→ **The request**:
Find the line with "Parse this screenshot: output" in the data below. Repeat it and every line after it up to the end, exactly, but drop the pictures.

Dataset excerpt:
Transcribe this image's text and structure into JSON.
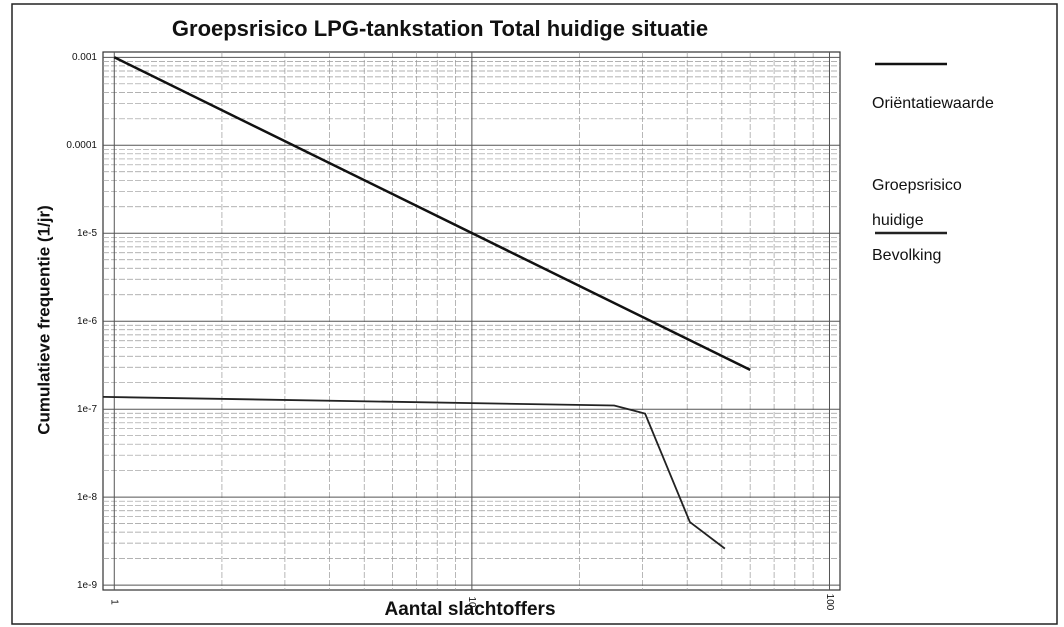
{
  "chart_data": {
    "type": "line",
    "title": "Groepsrisico LPG-tankstation Total huidige situatie",
    "x_label": "Aantal slachtoffers",
    "y_label": "Cumulatieve frequentie (1/jr)",
    "xscale": "log",
    "yscale": "log",
    "grid": true,
    "minor_grid": true,
    "legend": "right",
    "xlim": [
      0.93,
      107
    ],
    "xticks": [
      1,
      10,
      100
    ],
    "ylim": [
      8.8e-10,
      0.00115
    ],
    "yticks": [
      0.001,
      0.0001,
      {
        "value": 1e-05,
        "label": "1e-5"
      },
      {
        "value": 1e-06,
        "label": "1e-6"
      },
      {
        "value": 1e-07,
        "label": "1e-7"
      },
      {
        "value": 1e-08,
        "label": "1e-8"
      },
      {
        "value": 1e-09,
        "label": "1e-9"
      }
    ],
    "series": [
      {
        "name": "Oriëntatiewaarde",
        "color": "#111111",
        "x": [
          1,
          60
        ],
        "values": [
          0.001,
          2.8e-07
        ]
      },
      {
        "name": "Groepsrisico huidige Bevolking",
        "color": "#222222",
        "x": [
          0.93,
          25,
          30.5,
          40.7,
          51
        ],
        "values": [
          1.38e-07,
          1.1e-07,
          8.9e-08,
          5.2e-09,
          2.6e-09
        ]
      }
    ]
  }
}
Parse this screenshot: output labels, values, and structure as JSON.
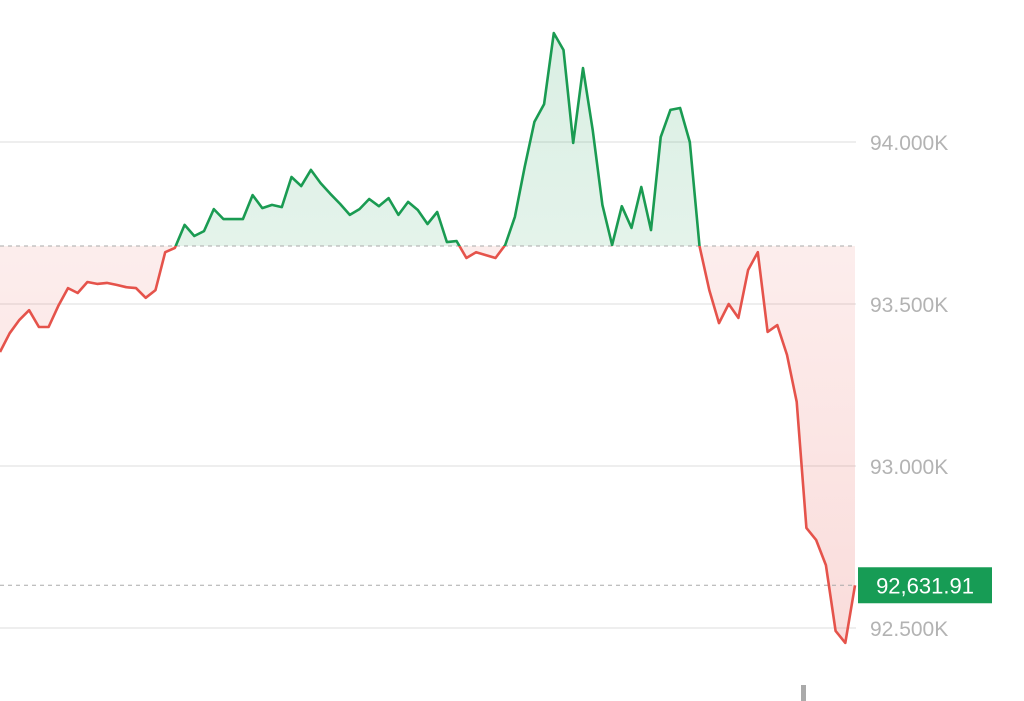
{
  "chart_data": {
    "type": "line",
    "title": "",
    "xlabel": "",
    "ylabel": "",
    "ylim": [
      92380,
      94430
    ],
    "grid": true,
    "y_ticks": [
      {
        "value": 94000,
        "label": "94.000K"
      },
      {
        "value": 93500,
        "label": "93.500K"
      },
      {
        "value": 93000,
        "label": "93.000K"
      },
      {
        "value": 92500,
        "label": "92.500K"
      }
    ],
    "baseline": 93679,
    "current_price": 92631.91,
    "current_price_label": "92,631.91",
    "colors": {
      "up": "#1a9b52",
      "down": "#e5534b",
      "badge": "#179c55",
      "grid": "#dddddd",
      "tick_text": "#b3b3b3"
    },
    "values": [
      93352,
      93410,
      93451,
      93481,
      93429,
      93429,
      93494,
      93549,
      93534,
      93568,
      93562,
      93565,
      93559,
      93552,
      93549,
      93519,
      93543,
      93660,
      93673,
      93744,
      93710,
      93725,
      93793,
      93762,
      93762,
      93762,
      93836,
      93796,
      93806,
      93799,
      93892,
      93864,
      93914,
      93873,
      93840,
      93809,
      93775,
      93793,
      93824,
      93802,
      93827,
      93775,
      93815,
      93790,
      93747,
      93784,
      93691,
      93694,
      93642,
      93660,
      93651,
      93642,
      93682,
      93769,
      93923,
      94062,
      94117,
      94336,
      94284,
      93997,
      94228,
      94037,
      93806,
      93682,
      93802,
      93735,
      93861,
      93728,
      94015,
      94099,
      94105,
      94000,
      93679,
      93543,
      93441,
      93500,
      93457,
      93605,
      93660,
      93414,
      93435,
      93343,
      93198,
      92809,
      92772,
      92694,
      92491,
      92454,
      92631.91
    ]
  }
}
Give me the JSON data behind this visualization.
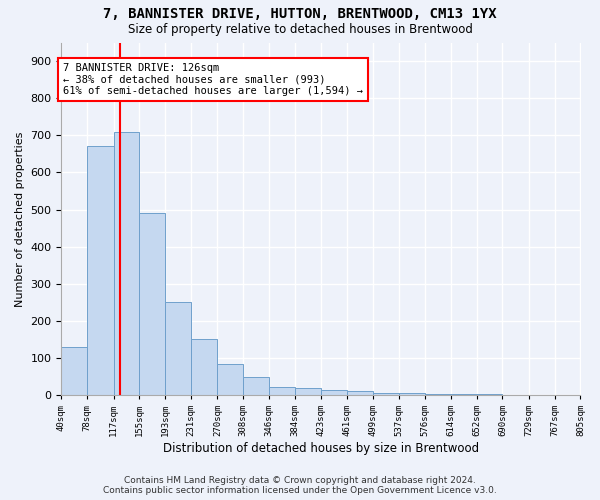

→ **Final answer**:
Parse this screenshot: output labels, values, and structure as JSON.
{
  "chart_data": {
    "type": "line",
    "title": "",
    "xlabel": "",
    "ylabel": "",
    "ylim": [
      92380,
      94430
    ],
    "grid": true,
    "y_ticks": [
      {
        "value": 94000,
        "label": "94.000K"
      },
      {
        "value": 93500,
        "label": "93.500K"
      },
      {
        "value": 93000,
        "label": "93.000K"
      },
      {
        "value": 92500,
        "label": "92.500K"
      }
    ],
    "baseline": 93679,
    "current_price": 92631.91,
    "current_price_label": "92,631.91",
    "colors": {
      "up": "#1a9b52",
      "down": "#e5534b",
      "badge": "#179c55",
      "grid": "#dddddd",
      "tick_text": "#b3b3b3"
    },
    "values": [
      93352,
      93410,
      93451,
      93481,
      93429,
      93429,
      93494,
      93549,
      93534,
      93568,
      93562,
      93565,
      93559,
      93552,
      93549,
      93519,
      93543,
      93660,
      93673,
      93744,
      93710,
      93725,
      93793,
      93762,
      93762,
      93762,
      93836,
      93796,
      93806,
      93799,
      93892,
      93864,
      93914,
      93873,
      93840,
      93809,
      93775,
      93793,
      93824,
      93802,
      93827,
      93775,
      93815,
      93790,
      93747,
      93784,
      93691,
      93694,
      93642,
      93660,
      93651,
      93642,
      93682,
      93769,
      93923,
      94062,
      94117,
      94336,
      94284,
      93997,
      94228,
      94037,
      93806,
      93682,
      93802,
      93735,
      93861,
      93728,
      94015,
      94099,
      94105,
      94000,
      93679,
      93543,
      93441,
      93500,
      93457,
      93605,
      93660,
      93414,
      93435,
      93343,
      93198,
      92809,
      92772,
      92694,
      92491,
      92454,
      92631.91
    ]
  }
}
Give me the JSON data behind this visualization.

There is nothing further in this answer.